▸ **Stated task**
Output the line that contains "Parse this screenshot: output" and every line after it to the end of the entries, with nothing added or left out.

>> Begin

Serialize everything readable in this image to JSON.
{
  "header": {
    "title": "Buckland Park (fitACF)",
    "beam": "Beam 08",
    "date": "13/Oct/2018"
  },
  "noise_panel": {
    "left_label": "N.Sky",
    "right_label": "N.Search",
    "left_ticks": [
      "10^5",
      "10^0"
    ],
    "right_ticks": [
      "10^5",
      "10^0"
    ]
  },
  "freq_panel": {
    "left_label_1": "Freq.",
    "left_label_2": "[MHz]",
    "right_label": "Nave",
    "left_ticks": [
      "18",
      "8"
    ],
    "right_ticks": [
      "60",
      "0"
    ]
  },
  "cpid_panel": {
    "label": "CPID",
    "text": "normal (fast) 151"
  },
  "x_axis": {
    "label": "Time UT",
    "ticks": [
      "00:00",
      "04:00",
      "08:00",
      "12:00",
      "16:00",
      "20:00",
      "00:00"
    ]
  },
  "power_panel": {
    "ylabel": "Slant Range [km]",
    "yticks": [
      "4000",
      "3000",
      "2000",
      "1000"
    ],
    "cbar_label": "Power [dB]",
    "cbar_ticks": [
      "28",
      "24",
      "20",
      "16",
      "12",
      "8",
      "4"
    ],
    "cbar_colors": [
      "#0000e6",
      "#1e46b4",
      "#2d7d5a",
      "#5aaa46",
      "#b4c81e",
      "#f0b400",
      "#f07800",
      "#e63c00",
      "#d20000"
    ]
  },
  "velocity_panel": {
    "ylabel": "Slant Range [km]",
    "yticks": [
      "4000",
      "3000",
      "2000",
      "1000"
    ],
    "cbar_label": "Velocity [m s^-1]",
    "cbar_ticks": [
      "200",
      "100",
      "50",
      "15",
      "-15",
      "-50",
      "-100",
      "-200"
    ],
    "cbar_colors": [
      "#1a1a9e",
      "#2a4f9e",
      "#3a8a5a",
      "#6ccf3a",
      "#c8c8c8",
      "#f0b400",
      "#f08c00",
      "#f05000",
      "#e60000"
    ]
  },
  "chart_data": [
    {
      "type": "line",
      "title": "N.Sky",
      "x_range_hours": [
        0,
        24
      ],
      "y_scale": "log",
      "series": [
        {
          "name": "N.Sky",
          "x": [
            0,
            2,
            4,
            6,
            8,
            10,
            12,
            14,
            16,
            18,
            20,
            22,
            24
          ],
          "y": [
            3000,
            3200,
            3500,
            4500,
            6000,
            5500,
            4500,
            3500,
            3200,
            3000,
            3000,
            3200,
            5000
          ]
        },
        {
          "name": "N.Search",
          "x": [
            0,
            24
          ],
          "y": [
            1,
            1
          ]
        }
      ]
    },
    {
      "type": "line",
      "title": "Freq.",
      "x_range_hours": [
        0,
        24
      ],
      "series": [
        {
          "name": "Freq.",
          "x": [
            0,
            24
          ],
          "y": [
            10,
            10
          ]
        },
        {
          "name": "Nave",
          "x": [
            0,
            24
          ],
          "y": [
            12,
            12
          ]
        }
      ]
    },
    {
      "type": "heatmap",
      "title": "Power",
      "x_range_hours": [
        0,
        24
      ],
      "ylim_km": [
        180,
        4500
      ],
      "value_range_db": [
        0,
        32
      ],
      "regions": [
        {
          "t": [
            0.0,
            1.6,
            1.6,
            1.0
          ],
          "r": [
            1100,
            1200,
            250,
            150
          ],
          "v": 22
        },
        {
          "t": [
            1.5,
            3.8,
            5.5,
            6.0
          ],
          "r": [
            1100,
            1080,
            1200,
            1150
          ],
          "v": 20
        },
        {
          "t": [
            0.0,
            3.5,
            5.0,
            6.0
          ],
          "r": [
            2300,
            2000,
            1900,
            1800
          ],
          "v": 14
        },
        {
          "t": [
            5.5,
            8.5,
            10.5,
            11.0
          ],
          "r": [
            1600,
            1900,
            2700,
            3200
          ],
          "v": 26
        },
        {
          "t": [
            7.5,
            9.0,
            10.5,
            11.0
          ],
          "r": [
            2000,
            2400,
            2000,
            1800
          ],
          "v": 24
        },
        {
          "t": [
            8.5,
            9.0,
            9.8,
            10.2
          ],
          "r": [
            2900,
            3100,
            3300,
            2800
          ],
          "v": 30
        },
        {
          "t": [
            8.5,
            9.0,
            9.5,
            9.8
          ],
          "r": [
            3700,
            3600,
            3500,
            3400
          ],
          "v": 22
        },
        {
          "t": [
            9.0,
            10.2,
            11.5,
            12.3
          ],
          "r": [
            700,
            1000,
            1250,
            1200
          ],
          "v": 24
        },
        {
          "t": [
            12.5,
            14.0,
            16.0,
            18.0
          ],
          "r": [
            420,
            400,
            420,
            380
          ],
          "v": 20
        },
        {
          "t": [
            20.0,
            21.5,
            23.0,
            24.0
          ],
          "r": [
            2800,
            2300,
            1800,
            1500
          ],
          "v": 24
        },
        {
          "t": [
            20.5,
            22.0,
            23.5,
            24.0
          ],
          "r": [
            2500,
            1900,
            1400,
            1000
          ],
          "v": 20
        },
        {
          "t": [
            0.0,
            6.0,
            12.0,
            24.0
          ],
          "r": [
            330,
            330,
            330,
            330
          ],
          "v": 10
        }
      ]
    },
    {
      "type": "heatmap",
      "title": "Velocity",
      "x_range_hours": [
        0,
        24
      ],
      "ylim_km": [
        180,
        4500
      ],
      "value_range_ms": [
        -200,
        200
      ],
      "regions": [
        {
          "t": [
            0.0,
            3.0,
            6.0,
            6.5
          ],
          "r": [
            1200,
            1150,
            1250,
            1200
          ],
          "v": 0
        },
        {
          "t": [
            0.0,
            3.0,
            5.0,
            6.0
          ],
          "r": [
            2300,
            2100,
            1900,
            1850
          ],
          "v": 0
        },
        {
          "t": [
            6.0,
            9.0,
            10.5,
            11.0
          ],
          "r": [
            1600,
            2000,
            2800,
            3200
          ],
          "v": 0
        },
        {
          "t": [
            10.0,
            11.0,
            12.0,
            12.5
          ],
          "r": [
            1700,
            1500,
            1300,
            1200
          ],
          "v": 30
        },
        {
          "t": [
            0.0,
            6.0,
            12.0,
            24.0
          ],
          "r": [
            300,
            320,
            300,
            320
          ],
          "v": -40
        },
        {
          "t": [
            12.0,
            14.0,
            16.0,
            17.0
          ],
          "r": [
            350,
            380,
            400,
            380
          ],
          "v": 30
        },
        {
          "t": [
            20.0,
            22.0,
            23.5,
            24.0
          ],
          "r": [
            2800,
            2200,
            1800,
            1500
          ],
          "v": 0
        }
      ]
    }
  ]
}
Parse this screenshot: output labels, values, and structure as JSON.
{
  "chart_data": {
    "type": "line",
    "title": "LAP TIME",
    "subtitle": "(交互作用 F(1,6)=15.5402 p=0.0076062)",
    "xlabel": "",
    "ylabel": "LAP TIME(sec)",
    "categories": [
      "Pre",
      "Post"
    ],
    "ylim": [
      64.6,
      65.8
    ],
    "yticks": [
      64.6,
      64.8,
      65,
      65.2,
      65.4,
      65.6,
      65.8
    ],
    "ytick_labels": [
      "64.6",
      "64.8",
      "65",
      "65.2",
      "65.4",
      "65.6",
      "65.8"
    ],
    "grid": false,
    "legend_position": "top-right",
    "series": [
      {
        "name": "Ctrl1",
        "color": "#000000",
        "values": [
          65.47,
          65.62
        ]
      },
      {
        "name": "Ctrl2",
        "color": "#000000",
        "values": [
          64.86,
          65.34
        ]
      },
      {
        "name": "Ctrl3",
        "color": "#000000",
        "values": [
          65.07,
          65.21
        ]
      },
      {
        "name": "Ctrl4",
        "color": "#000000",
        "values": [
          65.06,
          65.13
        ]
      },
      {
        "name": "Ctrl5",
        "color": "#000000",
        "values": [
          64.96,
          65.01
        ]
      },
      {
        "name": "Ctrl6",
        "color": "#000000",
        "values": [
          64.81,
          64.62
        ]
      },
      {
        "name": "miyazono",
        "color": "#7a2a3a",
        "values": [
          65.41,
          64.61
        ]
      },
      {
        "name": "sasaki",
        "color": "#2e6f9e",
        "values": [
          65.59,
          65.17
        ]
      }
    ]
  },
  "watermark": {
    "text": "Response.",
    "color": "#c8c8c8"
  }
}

>> End

▸ **Result of this exercise**
Parse this screenshot: output labels, values, and structure as JSON.
{
  "chart_data": {
    "type": "line",
    "title": "LAP TIME",
    "subtitle": "(交互作用 F(1,6)=15.5402 p=0.0076062)",
    "xlabel": "",
    "ylabel": "LAP TIME(sec)",
    "categories": [
      "Pre",
      "Post"
    ],
    "ylim": [
      64.6,
      65.8
    ],
    "yticks": [
      64.6,
      64.8,
      65,
      65.2,
      65.4,
      65.6,
      65.8
    ],
    "ytick_labels": [
      "64.6",
      "64.8",
      "65",
      "65.2",
      "65.4",
      "65.6",
      "65.8"
    ],
    "grid": false,
    "legend_position": "top-right",
    "series": [
      {
        "name": "Ctrl1",
        "color": "#000000",
        "values": [
          65.47,
          65.62
        ]
      },
      {
        "name": "Ctrl2",
        "color": "#000000",
        "values": [
          64.86,
          65.34
        ]
      },
      {
        "name": "Ctrl3",
        "color": "#000000",
        "values": [
          65.07,
          65.21
        ]
      },
      {
        "name": "Ctrl4",
        "color": "#000000",
        "values": [
          65.06,
          65.13
        ]
      },
      {
        "name": "Ctrl5",
        "color": "#000000",
        "values": [
          64.96,
          65.01
        ]
      },
      {
        "name": "Ctrl6",
        "color": "#000000",
        "values": [
          64.81,
          64.62
        ]
      },
      {
        "name": "miyazono",
        "color": "#7a2a3a",
        "values": [
          65.41,
          64.61
        ]
      },
      {
        "name": "sasaki",
        "color": "#2e6f9e",
        "values": [
          65.59,
          65.17
        ]
      }
    ]
  },
  "watermark": {
    "text": "Response.",
    "color": "#c8c8c8"
  }
}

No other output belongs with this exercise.